ABD, IŞİD'i bir yıldan uzun süredir havadan bombalarken, Eylül ayı sonunda Rusya da Suriye sahasına girdi.
G-20 liderleri 15-16 Kasım'da Antalya`da yapılacak zirvede rutin gündemin dışına çıkıyor. 'Terörle mücadele' konusu özel bir toplantıda masaya yatırılıyor.
G-20`nin temel hedefi olan küresel ekonomik büyüme ve refah artışı, küresel istikrar ve güvenlikle mümkün. Özellikle dünya petrol rezervlerinin yarısından fazlasına sahip Ortadoğu`daki güvenlik sorunu serbest dolaşımı ve dünya pazarlarını tehdit ediyor. Bu sebeple 'terörizm' konusu, G-20 dışındaki platformlarda ve ikili, üçlü görüşmelerde sıklıkla gündeme geliyor. 15-16 Kasım`da Antalya`da yapılacak zirvede de ilk kez G-20`nin gündemine alınacak.
‘Terör örgütlerinin hedefleri birilerinin hoşuna gidiyor`
Ancak dünya ekonomisine ve dolayısıyla siyasetine de yön veren bu 20 ülkenin ‘terör` tanımları prensipte aynı olsa da, sahada birbirinden çok farkı uygulamaları var. Bu da toplantıda özellikle Suriye ve Irak eksenli olarak masaya yatırılacak olan 'terörle mücadele' konusunda yakın zamanda ortak bir adım atılması ihtimalini zorlaştırıyor.

Yazılı Problem 1 → G-20 zirvesi metnindeki "G-20`nin temel hedefi olan" sözleriyle başlayan paragrafı, ana bilgilerini koruyarak madde madde yeniden yazınız.
Yazılı Problem 2 → G-20 zirvesi metninin "ABD, IŞİD'i bir" ile başlayıp "toplantıda masaya yatırılıyor." ile biten kısmını hiçbir değişiklik yapmadan yazınız.
Kayıtlar başka bir kaynaktan alınmıştır.

Veri kümesi alıntısı
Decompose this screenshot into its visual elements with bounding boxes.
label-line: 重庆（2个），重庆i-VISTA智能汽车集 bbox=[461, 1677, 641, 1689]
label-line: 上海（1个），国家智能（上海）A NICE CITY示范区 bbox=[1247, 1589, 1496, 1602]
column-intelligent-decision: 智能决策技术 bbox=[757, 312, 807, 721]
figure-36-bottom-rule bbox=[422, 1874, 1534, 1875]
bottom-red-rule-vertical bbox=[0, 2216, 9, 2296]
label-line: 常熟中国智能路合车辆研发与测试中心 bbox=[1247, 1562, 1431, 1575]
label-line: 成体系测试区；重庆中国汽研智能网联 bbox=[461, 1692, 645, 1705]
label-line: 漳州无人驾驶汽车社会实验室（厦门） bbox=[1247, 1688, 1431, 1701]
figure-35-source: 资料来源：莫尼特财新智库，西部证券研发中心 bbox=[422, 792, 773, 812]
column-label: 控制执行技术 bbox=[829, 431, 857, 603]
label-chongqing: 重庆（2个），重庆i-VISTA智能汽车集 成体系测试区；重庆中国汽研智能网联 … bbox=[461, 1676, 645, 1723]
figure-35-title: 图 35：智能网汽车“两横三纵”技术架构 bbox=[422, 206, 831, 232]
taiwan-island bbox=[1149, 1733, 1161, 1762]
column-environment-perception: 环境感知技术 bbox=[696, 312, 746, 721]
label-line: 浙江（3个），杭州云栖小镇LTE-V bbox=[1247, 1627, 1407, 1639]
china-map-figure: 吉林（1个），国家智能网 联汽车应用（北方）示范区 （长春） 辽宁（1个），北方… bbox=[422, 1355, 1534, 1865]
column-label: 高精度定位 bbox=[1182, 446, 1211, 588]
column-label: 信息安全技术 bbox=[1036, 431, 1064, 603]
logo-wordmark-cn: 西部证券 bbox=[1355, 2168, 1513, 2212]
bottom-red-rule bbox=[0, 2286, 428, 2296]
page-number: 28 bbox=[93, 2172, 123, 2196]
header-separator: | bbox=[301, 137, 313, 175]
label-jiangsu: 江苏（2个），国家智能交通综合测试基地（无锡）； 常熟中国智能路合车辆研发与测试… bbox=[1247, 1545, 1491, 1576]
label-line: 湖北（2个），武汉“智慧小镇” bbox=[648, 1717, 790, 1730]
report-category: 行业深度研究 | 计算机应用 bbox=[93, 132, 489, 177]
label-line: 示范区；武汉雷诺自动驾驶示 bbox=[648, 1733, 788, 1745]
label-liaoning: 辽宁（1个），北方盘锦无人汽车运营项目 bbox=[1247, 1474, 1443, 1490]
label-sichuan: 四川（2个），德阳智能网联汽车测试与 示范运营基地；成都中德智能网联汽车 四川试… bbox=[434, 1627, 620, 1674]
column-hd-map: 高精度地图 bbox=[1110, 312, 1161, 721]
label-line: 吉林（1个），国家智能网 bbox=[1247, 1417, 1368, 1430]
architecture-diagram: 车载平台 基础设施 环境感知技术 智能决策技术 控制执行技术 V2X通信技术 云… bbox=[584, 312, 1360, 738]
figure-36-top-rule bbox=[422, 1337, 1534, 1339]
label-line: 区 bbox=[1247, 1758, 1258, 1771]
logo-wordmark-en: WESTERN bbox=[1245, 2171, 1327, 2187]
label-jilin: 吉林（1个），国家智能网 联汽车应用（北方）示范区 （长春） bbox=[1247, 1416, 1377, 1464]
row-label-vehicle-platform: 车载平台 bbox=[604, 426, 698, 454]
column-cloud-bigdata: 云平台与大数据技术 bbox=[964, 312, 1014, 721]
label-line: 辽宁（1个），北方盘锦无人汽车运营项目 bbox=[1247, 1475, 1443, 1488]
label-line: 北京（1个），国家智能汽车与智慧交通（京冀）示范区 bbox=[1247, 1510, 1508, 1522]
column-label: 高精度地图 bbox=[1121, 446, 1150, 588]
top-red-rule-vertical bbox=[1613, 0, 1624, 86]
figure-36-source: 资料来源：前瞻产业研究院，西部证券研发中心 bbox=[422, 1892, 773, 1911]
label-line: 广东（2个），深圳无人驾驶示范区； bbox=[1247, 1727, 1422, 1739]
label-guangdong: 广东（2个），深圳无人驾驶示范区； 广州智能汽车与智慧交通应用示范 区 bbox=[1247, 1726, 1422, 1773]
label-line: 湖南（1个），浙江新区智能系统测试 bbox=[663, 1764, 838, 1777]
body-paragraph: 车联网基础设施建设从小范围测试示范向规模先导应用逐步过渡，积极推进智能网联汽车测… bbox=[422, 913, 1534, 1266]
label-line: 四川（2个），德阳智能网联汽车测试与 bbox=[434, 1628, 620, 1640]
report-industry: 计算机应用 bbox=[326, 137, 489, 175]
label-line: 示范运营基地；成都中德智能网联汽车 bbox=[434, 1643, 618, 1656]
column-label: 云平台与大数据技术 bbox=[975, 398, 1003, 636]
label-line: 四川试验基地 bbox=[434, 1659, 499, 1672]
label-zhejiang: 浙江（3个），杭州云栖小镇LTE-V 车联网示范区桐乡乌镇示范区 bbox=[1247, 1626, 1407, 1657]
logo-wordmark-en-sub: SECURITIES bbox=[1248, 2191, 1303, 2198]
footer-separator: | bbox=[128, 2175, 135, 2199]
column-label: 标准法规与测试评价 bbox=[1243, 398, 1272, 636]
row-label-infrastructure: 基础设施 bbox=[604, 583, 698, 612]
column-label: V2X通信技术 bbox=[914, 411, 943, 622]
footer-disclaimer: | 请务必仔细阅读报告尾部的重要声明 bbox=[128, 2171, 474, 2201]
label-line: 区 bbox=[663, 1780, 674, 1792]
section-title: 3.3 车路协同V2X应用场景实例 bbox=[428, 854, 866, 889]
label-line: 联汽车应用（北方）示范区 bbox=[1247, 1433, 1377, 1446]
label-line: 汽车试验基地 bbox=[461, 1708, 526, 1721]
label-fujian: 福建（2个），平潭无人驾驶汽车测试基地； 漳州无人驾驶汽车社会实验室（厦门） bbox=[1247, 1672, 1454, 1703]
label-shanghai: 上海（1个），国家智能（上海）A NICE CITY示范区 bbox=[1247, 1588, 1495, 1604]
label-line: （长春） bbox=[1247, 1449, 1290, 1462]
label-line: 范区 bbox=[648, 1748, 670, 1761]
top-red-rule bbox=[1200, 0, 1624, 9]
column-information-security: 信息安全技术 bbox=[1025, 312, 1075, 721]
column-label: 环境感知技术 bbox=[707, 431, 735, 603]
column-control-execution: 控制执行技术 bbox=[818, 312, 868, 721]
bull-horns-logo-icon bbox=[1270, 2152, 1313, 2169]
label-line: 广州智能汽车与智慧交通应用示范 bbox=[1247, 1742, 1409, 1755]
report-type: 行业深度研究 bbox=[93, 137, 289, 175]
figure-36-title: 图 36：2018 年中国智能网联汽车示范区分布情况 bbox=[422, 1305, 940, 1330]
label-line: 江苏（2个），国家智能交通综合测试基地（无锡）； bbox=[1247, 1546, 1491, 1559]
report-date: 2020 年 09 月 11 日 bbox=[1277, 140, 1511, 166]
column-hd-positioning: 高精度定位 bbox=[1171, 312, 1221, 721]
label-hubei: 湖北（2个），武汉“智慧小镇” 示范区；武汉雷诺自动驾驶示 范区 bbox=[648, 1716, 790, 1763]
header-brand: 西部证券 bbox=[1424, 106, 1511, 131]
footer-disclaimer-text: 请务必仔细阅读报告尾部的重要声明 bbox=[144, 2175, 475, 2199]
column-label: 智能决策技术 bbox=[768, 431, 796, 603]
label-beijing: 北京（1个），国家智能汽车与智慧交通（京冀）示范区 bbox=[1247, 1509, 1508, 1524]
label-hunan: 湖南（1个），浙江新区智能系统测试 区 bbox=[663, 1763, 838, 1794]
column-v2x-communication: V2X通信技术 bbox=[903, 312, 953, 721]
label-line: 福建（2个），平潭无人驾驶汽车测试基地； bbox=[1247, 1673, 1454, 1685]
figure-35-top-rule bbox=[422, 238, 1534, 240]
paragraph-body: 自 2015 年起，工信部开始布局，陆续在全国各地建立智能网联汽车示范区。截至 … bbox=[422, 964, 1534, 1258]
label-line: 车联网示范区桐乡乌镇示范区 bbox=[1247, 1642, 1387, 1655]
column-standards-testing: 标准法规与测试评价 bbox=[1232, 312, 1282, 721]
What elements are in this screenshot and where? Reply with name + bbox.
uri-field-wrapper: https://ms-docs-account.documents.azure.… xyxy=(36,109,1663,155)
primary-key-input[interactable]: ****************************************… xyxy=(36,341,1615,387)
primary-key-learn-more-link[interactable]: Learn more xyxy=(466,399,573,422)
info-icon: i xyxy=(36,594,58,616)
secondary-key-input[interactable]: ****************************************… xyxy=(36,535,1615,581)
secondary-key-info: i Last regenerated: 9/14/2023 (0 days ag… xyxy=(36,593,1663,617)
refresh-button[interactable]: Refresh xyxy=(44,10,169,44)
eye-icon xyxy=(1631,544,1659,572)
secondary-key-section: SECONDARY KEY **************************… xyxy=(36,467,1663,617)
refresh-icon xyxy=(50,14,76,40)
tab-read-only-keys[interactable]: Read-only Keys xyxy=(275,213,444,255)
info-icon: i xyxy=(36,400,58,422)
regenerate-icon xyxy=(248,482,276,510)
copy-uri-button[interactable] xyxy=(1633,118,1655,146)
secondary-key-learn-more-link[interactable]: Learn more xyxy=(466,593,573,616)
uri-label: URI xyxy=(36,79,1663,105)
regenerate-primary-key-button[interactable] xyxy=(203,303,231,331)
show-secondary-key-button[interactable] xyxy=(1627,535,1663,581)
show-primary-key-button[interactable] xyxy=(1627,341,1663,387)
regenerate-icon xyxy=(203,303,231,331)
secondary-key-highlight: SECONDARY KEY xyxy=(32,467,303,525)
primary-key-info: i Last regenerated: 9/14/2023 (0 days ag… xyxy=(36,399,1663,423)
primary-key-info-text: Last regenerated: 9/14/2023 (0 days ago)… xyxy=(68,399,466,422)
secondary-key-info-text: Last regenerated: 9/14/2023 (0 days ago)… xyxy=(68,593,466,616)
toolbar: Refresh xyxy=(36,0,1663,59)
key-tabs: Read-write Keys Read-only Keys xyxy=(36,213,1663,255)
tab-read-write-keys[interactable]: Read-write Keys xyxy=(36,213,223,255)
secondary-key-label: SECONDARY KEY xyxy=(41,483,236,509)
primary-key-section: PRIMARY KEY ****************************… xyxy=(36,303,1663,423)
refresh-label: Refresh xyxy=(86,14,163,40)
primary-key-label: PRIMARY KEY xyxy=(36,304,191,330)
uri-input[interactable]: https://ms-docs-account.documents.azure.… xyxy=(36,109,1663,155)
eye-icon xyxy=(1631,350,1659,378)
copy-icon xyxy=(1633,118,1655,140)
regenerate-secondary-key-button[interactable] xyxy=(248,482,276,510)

Sonuç 1 →
- G-20'nin temel hedefi küresel ekonomik büyüme ve refah artışıdır; bu hedef ancak küresel istikrar ve güvenlikle gerçekleşebilir.
- Dünya petrol rezervlerinin yarısından fazlasına sahip Ortadoğu'daki güvenlik sorunu, serbest dolaşımı ve dünya pazarlarını tehdit etmektedir.
- Bu nedenle terörizm, G-20 dışındaki platformlarda ve ikili, üçlü görüşmelerde sıkça gündeme gelmektedir.
- Konu, 15-16 Kasım'da Antalya'da yapılacak zirvede ilk kez G-20'nin gündemine alınacaktır.

Sonuç 2 →
ABD, IŞİD'i bir yıldan uzun süredir havadan bombalarken, Eylül ayı sonunda Rusya da Suriye sahasına girdi.
G-20 liderleri 15-16 Kasım'da Antalya`da yapılacak zirvede rutin gündemin dışına çıkıyor. 'Terörle mücadele' konusu özel bir toplantıda masaya yatırılıyor.